## AIM
Gather each line containing the string "color" from these entries.

++++++

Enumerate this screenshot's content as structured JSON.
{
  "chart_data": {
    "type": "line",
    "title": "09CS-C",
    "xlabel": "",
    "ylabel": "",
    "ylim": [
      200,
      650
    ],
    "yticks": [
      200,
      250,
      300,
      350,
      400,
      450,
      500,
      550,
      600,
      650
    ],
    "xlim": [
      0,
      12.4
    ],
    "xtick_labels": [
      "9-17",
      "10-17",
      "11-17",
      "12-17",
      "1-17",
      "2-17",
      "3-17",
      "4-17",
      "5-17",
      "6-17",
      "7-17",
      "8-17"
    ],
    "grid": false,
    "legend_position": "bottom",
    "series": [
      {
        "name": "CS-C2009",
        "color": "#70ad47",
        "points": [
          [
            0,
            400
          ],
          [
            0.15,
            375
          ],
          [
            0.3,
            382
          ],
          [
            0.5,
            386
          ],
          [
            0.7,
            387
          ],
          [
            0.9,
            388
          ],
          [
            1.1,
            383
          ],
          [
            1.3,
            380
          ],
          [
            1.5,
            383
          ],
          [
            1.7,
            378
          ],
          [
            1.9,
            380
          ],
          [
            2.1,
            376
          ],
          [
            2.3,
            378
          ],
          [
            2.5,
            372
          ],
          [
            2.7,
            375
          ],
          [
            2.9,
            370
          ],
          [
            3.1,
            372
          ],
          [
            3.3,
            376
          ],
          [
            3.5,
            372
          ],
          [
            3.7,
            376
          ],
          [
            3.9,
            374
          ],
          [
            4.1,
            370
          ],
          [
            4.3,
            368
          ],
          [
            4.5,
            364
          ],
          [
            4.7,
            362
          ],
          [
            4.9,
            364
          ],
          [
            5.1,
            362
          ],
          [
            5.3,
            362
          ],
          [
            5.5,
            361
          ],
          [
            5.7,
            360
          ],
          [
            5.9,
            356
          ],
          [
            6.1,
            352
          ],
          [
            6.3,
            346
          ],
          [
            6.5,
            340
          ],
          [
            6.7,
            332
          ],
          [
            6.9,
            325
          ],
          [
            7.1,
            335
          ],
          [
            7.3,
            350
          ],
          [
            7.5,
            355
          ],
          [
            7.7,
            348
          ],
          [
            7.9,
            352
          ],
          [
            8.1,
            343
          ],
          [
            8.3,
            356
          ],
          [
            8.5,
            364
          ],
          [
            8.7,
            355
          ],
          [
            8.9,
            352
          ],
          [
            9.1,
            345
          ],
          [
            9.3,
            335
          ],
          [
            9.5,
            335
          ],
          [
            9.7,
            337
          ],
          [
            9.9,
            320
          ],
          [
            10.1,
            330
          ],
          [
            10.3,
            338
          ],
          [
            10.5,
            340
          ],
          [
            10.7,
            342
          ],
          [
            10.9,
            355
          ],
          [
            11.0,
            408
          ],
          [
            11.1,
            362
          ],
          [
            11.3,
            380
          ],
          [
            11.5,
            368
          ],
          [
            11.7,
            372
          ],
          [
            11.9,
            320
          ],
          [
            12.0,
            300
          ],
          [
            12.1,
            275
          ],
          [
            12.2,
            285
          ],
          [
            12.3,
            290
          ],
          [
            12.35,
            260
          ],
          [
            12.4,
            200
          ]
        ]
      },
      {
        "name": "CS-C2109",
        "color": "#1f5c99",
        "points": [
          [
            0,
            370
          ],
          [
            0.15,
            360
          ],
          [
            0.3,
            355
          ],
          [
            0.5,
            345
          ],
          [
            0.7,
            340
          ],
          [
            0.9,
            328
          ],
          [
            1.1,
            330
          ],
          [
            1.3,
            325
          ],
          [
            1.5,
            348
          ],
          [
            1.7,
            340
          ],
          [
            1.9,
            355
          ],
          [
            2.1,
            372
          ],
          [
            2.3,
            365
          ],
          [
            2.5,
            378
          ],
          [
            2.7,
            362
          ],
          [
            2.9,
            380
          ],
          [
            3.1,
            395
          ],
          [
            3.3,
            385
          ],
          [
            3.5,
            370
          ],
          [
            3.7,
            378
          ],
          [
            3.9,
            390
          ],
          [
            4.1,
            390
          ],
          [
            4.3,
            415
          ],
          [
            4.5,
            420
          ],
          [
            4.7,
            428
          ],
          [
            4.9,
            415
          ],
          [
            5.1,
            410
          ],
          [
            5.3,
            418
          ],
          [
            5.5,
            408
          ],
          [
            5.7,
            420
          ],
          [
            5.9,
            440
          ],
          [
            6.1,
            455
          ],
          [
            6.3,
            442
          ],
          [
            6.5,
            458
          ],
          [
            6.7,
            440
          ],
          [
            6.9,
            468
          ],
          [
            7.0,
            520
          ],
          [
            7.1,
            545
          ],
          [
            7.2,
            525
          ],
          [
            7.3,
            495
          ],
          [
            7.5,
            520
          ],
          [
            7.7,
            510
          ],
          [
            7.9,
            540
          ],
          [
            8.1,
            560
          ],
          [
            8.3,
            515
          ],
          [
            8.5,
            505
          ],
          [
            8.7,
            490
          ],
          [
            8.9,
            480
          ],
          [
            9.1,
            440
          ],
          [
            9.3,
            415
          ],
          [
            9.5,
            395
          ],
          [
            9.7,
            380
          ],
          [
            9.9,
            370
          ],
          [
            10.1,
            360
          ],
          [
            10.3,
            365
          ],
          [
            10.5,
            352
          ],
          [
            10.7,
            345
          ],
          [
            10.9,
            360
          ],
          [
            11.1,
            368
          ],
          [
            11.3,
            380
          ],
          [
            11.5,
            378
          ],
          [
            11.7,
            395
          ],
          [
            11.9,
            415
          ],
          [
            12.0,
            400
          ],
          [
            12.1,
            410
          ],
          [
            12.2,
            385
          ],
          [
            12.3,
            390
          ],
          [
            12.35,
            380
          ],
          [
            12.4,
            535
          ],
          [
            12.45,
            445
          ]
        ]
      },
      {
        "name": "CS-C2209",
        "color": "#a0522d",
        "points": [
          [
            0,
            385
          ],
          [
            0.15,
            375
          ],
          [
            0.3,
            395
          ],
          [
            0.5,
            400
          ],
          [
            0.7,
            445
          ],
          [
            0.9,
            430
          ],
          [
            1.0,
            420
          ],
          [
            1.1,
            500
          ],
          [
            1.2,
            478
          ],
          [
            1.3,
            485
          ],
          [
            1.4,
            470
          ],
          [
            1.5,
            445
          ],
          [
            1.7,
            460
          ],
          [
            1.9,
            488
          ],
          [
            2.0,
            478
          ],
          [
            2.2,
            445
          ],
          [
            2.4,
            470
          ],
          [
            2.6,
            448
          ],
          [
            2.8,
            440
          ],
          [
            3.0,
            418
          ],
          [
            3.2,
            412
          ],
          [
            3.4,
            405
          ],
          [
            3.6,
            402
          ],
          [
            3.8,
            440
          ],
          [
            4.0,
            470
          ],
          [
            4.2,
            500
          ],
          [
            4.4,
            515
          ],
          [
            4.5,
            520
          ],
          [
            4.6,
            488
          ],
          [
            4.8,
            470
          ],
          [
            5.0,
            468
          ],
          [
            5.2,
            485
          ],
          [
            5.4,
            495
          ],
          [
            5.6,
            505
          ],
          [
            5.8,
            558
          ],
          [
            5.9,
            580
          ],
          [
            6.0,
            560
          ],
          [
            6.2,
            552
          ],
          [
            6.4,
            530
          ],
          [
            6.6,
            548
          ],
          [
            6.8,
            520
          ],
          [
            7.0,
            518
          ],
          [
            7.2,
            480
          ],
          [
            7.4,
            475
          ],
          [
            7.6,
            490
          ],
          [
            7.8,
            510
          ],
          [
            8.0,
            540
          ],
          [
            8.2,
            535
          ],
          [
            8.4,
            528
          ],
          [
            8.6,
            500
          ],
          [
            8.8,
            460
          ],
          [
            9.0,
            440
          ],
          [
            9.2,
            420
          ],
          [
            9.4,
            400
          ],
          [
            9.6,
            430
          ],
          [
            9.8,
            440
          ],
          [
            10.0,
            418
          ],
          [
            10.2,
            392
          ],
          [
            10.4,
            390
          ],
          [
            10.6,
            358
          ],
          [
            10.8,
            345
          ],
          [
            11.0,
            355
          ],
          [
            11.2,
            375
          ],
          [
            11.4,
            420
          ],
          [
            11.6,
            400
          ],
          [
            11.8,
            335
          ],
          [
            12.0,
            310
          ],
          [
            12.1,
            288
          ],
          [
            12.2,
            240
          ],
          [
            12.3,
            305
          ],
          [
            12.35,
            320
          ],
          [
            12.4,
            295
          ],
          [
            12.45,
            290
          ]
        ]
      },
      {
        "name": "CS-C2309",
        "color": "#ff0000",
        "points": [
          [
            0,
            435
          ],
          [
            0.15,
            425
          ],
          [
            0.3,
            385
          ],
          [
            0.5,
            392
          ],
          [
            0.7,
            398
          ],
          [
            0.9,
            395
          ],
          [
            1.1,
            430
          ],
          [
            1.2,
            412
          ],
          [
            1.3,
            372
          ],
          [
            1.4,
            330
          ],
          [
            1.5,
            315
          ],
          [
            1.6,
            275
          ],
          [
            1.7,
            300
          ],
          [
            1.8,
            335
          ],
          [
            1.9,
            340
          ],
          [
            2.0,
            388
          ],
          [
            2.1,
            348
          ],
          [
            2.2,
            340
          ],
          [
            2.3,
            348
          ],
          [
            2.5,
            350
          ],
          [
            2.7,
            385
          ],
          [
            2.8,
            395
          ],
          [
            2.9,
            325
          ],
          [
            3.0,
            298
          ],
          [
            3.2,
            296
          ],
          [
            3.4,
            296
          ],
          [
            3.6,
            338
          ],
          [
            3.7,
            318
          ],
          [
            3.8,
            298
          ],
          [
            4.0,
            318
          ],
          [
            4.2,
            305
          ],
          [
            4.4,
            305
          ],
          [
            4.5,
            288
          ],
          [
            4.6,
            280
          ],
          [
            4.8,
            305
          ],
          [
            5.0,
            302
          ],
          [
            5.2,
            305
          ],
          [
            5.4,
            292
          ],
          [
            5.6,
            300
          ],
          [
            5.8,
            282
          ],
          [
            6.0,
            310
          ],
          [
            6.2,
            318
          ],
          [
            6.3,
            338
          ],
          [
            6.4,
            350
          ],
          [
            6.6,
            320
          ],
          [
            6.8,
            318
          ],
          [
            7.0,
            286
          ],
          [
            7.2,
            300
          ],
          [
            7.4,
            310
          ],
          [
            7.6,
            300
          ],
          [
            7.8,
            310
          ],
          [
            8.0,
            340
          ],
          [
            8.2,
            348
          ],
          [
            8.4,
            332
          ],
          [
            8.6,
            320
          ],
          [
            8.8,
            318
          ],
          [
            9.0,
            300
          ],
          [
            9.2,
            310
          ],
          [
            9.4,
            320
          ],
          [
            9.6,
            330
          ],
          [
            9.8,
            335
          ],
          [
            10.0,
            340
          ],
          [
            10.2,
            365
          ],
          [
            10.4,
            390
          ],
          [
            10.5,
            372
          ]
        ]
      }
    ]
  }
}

++++++

## ANSWER IN FULL
        "color": "#70ad47",
        "color": "#1f5c99",
        "color": "#a0522d",
        "color": "#ff0000",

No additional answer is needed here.